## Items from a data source
========================================================================
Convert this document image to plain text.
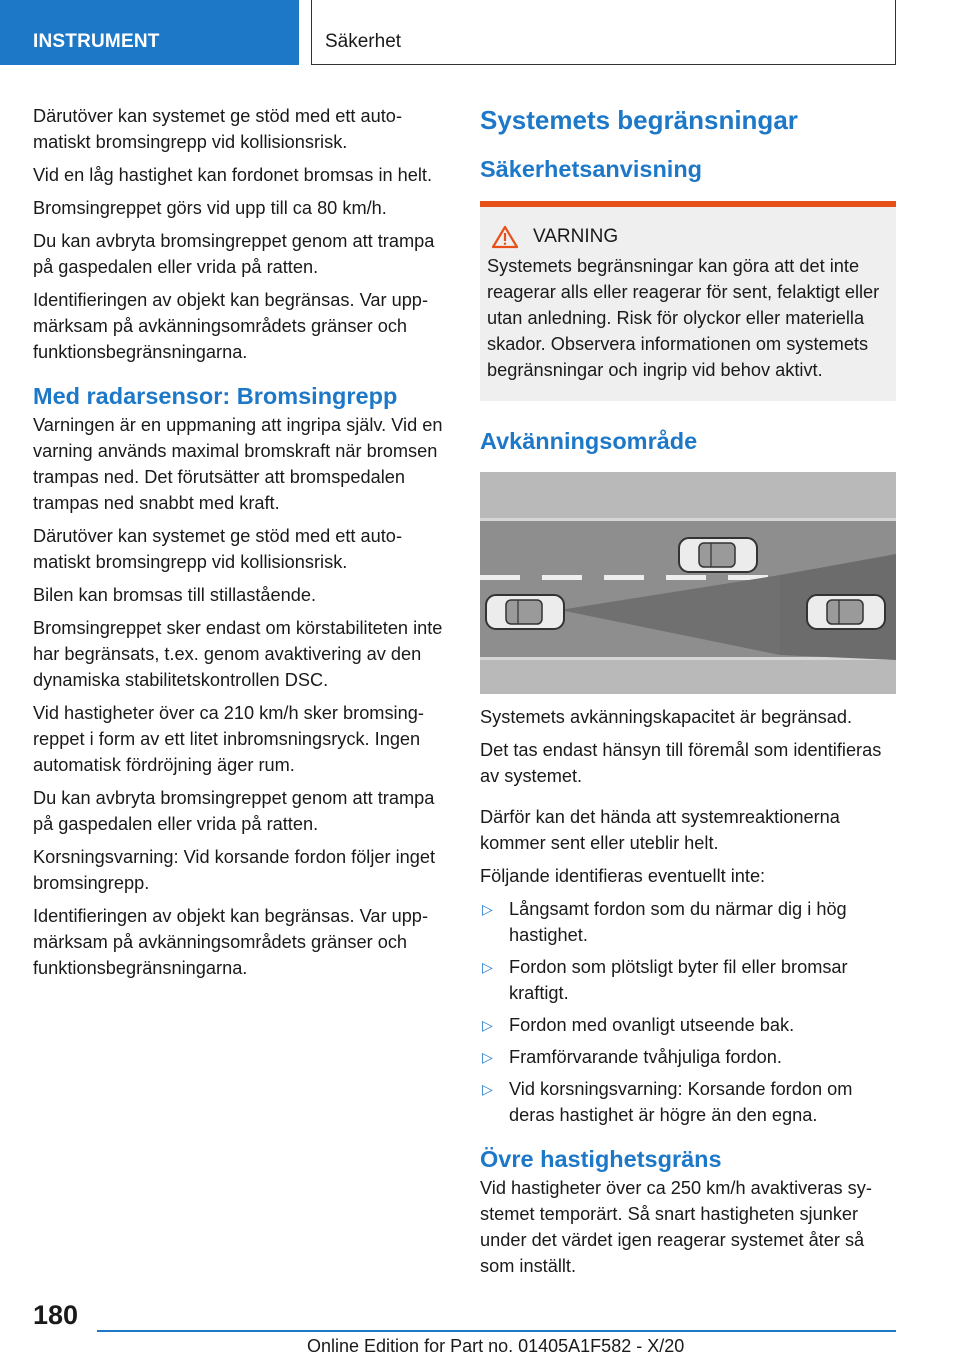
INSTRUMENT	Säkerhet

Därutöver kan systemet ge stöd med ett automatiskt bromsingrepp vid kollisionsrisk.

Vid en låg hastighet kan fordonet bromsas in helt.

Bromsingreppet görs vid upp till ca 80 km/h.

Du kan avbryta bromsingreppet genom att trampa på gaspedalen eller vrida på ratten.

Identifieringen av objekt kan begränsas. Var uppmärksam på avkänningsområdets gränser och funktionsbegränsningarna.

Med radarsensor: Bromsingrepp

Varningen är en uppmaning att ingripa själv. Vid en varning används maximal bromskraft när bromsen trampas ned. Det förutsätter att bromspedalen trampas ned snabbt med kraft.

Därutöver kan systemet ge stöd med ett automatiskt bromsingrepp vid kollisionsrisk.

Bilen kan bromsas till stillastående.

Bromsingreppet sker endast om körstabiliteten inte har begränsats, t.ex. genom avaktivering av den dynamiska stabilitetskontrollen DSC.

Vid hastigheter över ca 210 km/h sker bromsingreppet i form av ett litet inbromsningsryck. Ingen automatisk fördröjning äger rum.

Du kan avbryta bromsingreppet genom att trampa på gaspedalen eller vrida på ratten.

Korsningsvarning: Vid korsande fordon följer inget bromsingrepp.

Identifieringen av objekt kan begränsas. Var uppmärksam på avkänningsområdets gränser och funktionsbegränsningarna.

Systemets begränsningar
Säkerhetsanvisning
VARNING

Systemets begränsningar kan göra att det inte reagerar alls eller reagerar för sent, felaktigt eller utan anledning. Risk för olyckor eller materiella skador. Observera informationen om systemets begränsningar och ingrip vid behov aktivt.

Avkänningsområde

Systemets avkänningskapacitet är begränsad.

Det tas endast hänsyn till föremål som identifieras av systemet.

Därför kan det hända att systemreaktionerna kommer sent eller uteblir helt.

Följande identifieras eventuellt inte:

▷ Långsamt fordon som du närmar dig i hög hastighet.
▷ Fordon som plötsligt byter fil eller bromsar kraftigt.
▷ Fordon med ovanligt utseende bak.
▷ Framförvarande tvåhjuliga fordon.
▷ Vid korsningsvarning: Korsande fordon om deras hastighet är högre än den egna.
Övre hastighetsgräns

Vid hastigheter över ca 250 km/h avaktiveras systemet temporärt. Så snart hastigheten sjunker under det värdet igen reagerar systemet åter så som inställt.

180
Online Edition for Part no. 01405A1F582 - X/20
========================================================================
## Task statement
In the entries above, how many lines contain the word "bromsas"? Answer with the number only.

## Answer section
2